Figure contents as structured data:
○ ○ ○ ○

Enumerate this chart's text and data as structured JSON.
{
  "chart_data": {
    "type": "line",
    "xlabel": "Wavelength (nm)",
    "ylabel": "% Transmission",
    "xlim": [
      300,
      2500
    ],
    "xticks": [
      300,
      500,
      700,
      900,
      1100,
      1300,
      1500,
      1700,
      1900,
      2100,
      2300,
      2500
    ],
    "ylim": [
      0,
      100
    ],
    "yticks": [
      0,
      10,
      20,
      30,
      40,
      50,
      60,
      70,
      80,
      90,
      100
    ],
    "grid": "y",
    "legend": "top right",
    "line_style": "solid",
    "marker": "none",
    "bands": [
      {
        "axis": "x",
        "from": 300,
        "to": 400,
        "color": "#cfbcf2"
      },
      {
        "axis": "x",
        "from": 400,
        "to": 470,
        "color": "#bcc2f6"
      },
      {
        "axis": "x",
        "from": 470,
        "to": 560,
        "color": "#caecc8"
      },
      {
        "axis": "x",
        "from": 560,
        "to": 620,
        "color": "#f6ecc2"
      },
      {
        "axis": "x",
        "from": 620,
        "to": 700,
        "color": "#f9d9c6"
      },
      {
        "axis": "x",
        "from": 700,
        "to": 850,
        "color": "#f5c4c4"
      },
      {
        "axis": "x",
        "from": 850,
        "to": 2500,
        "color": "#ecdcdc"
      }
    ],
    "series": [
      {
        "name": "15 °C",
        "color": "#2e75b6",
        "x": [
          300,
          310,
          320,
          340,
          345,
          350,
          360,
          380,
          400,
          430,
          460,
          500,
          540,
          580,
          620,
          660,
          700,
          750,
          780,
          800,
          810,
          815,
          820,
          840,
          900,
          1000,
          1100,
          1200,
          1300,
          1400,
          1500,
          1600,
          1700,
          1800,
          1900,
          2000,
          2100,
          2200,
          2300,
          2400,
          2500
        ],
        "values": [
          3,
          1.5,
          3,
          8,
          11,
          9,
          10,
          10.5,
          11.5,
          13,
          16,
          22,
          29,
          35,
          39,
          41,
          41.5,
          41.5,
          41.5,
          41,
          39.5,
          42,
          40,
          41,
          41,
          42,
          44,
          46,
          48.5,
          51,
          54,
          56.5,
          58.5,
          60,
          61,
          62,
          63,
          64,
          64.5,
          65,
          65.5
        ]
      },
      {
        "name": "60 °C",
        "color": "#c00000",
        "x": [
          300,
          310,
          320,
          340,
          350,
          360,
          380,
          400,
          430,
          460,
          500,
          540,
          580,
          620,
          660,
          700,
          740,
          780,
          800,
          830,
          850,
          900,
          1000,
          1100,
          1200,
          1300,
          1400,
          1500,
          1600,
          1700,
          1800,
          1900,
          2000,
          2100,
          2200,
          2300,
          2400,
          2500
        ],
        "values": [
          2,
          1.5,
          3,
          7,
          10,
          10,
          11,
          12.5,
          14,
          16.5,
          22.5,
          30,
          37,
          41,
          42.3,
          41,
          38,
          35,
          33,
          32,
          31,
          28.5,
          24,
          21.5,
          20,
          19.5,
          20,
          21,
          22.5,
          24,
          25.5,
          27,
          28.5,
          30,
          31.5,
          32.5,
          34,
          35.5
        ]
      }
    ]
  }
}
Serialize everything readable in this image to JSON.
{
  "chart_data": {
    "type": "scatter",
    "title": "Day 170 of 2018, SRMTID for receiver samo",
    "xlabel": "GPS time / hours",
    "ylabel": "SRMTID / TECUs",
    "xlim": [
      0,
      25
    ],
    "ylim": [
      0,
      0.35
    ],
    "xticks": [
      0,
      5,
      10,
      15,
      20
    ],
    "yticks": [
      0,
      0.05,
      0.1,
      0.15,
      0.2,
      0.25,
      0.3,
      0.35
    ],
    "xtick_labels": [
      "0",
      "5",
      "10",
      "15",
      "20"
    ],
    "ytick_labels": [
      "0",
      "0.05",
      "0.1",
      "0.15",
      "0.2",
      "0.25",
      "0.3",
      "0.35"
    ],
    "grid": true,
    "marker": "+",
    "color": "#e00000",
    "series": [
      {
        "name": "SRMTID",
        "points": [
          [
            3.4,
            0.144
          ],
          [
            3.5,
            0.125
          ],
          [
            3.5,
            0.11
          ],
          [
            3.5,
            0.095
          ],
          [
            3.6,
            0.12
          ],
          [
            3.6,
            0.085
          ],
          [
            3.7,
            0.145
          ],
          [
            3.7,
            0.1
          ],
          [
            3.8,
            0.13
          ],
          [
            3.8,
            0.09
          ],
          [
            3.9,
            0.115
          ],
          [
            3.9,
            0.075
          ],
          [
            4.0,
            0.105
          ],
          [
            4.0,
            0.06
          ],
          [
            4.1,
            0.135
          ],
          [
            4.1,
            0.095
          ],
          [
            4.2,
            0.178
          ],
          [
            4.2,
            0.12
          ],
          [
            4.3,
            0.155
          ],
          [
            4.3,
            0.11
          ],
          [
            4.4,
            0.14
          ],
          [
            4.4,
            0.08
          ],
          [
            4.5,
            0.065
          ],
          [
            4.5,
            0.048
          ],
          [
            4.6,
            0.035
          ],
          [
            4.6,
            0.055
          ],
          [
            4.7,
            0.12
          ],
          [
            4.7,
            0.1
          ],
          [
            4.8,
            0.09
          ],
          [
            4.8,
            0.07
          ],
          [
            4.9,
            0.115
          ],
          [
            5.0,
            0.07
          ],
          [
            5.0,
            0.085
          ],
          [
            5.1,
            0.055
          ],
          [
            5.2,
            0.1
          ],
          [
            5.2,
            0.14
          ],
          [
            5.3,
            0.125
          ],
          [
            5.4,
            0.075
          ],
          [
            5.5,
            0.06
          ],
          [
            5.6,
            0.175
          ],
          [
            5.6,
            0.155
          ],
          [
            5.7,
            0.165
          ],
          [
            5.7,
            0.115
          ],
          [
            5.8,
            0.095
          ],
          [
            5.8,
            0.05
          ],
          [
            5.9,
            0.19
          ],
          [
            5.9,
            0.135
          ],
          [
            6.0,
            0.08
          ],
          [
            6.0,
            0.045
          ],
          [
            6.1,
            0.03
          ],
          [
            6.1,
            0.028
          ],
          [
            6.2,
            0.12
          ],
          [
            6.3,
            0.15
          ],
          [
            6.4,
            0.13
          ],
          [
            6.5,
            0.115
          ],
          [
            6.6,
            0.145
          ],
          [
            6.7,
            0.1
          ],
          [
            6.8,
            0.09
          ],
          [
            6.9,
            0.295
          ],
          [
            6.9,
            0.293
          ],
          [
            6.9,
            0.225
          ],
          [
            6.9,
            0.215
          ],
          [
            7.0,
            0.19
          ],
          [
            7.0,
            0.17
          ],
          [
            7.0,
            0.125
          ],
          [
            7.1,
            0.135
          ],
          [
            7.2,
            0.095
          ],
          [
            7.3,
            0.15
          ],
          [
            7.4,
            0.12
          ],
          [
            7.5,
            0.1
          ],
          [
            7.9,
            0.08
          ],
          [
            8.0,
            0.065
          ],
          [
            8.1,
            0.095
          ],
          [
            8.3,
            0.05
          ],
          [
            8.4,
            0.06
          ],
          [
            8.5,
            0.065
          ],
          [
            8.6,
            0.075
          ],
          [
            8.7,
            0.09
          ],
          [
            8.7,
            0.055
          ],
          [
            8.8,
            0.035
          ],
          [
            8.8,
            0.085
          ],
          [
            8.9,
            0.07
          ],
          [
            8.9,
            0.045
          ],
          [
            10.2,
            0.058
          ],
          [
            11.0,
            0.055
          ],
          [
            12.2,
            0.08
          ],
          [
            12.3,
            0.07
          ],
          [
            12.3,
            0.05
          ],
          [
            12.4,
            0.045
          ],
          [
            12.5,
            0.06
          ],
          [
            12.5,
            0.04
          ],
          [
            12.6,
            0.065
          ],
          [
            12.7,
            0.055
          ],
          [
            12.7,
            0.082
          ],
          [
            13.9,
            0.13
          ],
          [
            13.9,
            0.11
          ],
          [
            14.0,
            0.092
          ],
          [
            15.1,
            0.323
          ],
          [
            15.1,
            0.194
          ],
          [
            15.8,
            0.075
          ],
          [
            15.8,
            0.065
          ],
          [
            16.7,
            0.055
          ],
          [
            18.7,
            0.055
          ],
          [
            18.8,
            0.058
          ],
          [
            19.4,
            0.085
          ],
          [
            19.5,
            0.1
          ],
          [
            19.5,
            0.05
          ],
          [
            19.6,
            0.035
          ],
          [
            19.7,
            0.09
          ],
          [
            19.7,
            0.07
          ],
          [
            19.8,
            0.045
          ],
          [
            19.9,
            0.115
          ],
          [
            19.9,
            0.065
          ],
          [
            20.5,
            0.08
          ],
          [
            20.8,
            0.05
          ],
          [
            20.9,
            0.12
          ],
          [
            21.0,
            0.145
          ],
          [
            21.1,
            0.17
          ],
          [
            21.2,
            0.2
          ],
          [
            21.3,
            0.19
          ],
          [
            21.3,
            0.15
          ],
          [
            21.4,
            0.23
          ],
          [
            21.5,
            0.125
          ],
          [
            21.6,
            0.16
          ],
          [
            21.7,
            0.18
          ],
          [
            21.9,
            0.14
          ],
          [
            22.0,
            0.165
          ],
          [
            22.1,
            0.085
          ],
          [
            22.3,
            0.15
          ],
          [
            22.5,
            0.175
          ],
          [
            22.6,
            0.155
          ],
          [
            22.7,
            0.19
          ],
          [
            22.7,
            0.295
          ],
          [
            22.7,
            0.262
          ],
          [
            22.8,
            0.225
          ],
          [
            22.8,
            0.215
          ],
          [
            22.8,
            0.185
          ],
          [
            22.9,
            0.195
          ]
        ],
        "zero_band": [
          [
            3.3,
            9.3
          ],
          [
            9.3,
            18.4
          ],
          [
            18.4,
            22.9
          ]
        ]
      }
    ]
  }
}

○ ○ ○ ○

▶ DO THIS: Exactly how many lines of the listing above contain the string "from"? Give no more than the number.

▶ WRITTEN ANSWER: 7